▶ [Directive]:
Please give the data below again in full, exactly as it stands.

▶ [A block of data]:
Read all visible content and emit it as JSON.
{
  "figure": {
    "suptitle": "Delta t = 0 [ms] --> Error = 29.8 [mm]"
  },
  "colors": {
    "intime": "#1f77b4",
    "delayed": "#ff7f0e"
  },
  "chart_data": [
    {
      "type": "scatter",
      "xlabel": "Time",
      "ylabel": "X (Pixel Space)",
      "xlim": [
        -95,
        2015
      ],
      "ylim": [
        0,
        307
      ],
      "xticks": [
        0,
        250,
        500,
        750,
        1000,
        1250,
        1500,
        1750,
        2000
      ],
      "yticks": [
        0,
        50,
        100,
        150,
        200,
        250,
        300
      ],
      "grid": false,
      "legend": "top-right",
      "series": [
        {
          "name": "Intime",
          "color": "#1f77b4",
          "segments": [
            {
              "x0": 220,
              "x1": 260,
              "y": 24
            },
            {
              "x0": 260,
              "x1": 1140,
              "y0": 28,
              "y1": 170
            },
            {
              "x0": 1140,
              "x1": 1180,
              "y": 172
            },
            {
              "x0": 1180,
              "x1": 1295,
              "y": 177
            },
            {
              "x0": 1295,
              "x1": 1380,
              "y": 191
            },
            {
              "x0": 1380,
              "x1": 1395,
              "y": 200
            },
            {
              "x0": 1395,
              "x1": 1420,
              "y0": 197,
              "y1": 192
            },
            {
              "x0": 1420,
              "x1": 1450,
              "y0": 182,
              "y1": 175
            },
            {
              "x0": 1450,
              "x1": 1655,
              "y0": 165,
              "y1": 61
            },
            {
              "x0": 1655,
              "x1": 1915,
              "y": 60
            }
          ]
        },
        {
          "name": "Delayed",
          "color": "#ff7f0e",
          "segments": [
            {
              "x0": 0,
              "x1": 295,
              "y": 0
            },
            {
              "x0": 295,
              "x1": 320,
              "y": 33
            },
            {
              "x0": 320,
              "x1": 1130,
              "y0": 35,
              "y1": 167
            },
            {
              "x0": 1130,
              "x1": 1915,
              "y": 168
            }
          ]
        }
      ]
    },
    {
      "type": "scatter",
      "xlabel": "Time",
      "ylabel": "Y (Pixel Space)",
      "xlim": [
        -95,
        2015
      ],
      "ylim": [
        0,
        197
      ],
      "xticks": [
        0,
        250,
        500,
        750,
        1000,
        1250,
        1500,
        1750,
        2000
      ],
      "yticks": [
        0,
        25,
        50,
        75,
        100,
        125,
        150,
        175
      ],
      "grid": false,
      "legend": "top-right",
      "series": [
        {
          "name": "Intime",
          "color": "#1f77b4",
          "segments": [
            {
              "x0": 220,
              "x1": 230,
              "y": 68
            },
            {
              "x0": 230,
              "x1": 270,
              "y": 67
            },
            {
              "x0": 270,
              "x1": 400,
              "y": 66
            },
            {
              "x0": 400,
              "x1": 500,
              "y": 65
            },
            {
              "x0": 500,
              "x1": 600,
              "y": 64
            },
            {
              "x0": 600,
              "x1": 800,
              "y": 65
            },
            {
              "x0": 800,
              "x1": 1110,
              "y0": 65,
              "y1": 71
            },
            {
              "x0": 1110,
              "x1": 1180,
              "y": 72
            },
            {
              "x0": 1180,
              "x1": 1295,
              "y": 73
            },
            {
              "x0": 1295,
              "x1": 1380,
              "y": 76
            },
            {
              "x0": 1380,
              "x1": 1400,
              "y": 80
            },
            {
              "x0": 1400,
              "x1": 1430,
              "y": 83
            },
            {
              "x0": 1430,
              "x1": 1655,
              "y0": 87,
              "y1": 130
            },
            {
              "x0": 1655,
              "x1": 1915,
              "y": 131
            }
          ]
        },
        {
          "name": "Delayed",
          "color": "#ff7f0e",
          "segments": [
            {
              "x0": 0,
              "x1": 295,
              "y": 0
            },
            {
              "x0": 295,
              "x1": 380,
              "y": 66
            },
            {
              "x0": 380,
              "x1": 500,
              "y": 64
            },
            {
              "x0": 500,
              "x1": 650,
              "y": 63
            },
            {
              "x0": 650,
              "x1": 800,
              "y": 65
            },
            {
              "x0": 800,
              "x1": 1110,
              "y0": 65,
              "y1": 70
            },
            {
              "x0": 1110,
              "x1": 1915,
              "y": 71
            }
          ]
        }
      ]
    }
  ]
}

▶ [Response]:
Read all visible content and emit it as JSON.
{
  "figure": {
    "suptitle": "Delta t = 0 [ms] --> Error = 29.8 [mm]"
  },
  "colors": {
    "intime": "#1f77b4",
    "delayed": "#ff7f0e"
  },
  "chart_data": [
    {
      "type": "scatter",
      "xlabel": "Time",
      "ylabel": "X (Pixel Space)",
      "xlim": [
        -95,
        2015
      ],
      "ylim": [
        0,
        307
      ],
      "xticks": [
        0,
        250,
        500,
        750,
        1000,
        1250,
        1500,
        1750,
        2000
      ],
      "yticks": [
        0,
        50,
        100,
        150,
        200,
        250,
        300
      ],
      "grid": false,
      "legend": "top-right",
      "series": [
        {
          "name": "Intime",
          "color": "#1f77b4",
          "segments": [
            {
              "x0": 220,
              "x1": 260,
              "y": 24
            },
            {
              "x0": 260,
              "x1": 1140,
              "y0": 28,
              "y1": 170
            },
            {
              "x0": 1140,
              "x1": 1180,
              "y": 172
            },
            {
              "x0": 1180,
              "x1": 1295,
              "y": 177
            },
            {
              "x0": 1295,
              "x1": 1380,
              "y": 191
            },
            {
              "x0": 1380,
              "x1": 1395,
              "y": 200
            },
            {
              "x0": 1395,
              "x1": 1420,
              "y0": 197,
              "y1": 192
            },
            {
              "x0": 1420,
              "x1": 1450,
              "y0": 182,
              "y1": 175
            },
            {
              "x0": 1450,
              "x1": 1655,
              "y0": 165,
              "y1": 61
            },
            {
              "x0": 1655,
              "x1": 1915,
              "y": 60
            }
          ]
        },
        {
          "name": "Delayed",
          "color": "#ff7f0e",
          "segments": [
            {
              "x0": 0,
              "x1": 295,
              "y": 0
            },
            {
              "x0": 295,
              "x1": 320,
              "y": 33
            },
            {
              "x0": 320,
              "x1": 1130,
              "y0": 35,
              "y1": 167
            },
            {
              "x0": 1130,
              "x1": 1915,
              "y": 168
            }
          ]
        }
      ]
    },
    {
      "type": "scatter",
      "xlabel": "Time",
      "ylabel": "Y (Pixel Space)",
      "xlim": [
        -95,
        2015
      ],
      "ylim": [
        0,
        197
      ],
      "xticks": [
        0,
        250,
        500,
        750,
        1000,
        1250,
        1500,
        1750,
        2000
      ],
      "yticks": [
        0,
        25,
        50,
        75,
        100,
        125,
        150,
        175
      ],
      "grid": false,
      "legend": "top-right",
      "series": [
        {
          "name": "Intime",
          "color": "#1f77b4",
          "segments": [
            {
              "x0": 220,
              "x1": 230,
              "y": 68
            },
            {
              "x0": 230,
              "x1": 270,
              "y": 67
            },
            {
              "x0": 270,
              "x1": 400,
              "y": 66
            },
            {
              "x0": 400,
              "x1": 500,
              "y": 65
            },
            {
              "x0": 500,
              "x1": 600,
              "y": 64
            },
            {
              "x0": 600,
              "x1": 800,
              "y": 65
            },
            {
              "x0": 800,
              "x1": 1110,
              "y0": 65,
              "y1": 71
            },
            {
              "x0": 1110,
              "x1": 1180,
              "y": 72
            },
            {
              "x0": 1180,
              "x1": 1295,
              "y": 73
            },
            {
              "x0": 1295,
              "x1": 1380,
              "y": 76
            },
            {
              "x0": 1380,
              "x1": 1400,
              "y": 80
            },
            {
              "x0": 1400,
              "x1": 1430,
              "y": 83
            },
            {
              "x0": 1430,
              "x1": 1655,
              "y0": 87,
              "y1": 130
            },
            {
              "x0": 1655,
              "x1": 1915,
              "y": 131
            }
          ]
        },
        {
          "name": "Delayed",
          "color": "#ff7f0e",
          "segments": [
            {
              "x0": 0,
              "x1": 295,
              "y": 0
            },
            {
              "x0": 295,
              "x1": 380,
              "y": 66
            },
            {
              "x0": 380,
              "x1": 500,
              "y": 64
            },
            {
              "x0": 500,
              "x1": 650,
              "y": 63
            },
            {
              "x0": 650,
              "x1": 800,
              "y": 65
            },
            {
              "x0": 800,
              "x1": 1110,
              "y0": 65,
              "y1": 70
            },
            {
              "x0": 1110,
              "x1": 1915,
              "y": 71
            }
          ]
        }
      ]
    }
  ]
}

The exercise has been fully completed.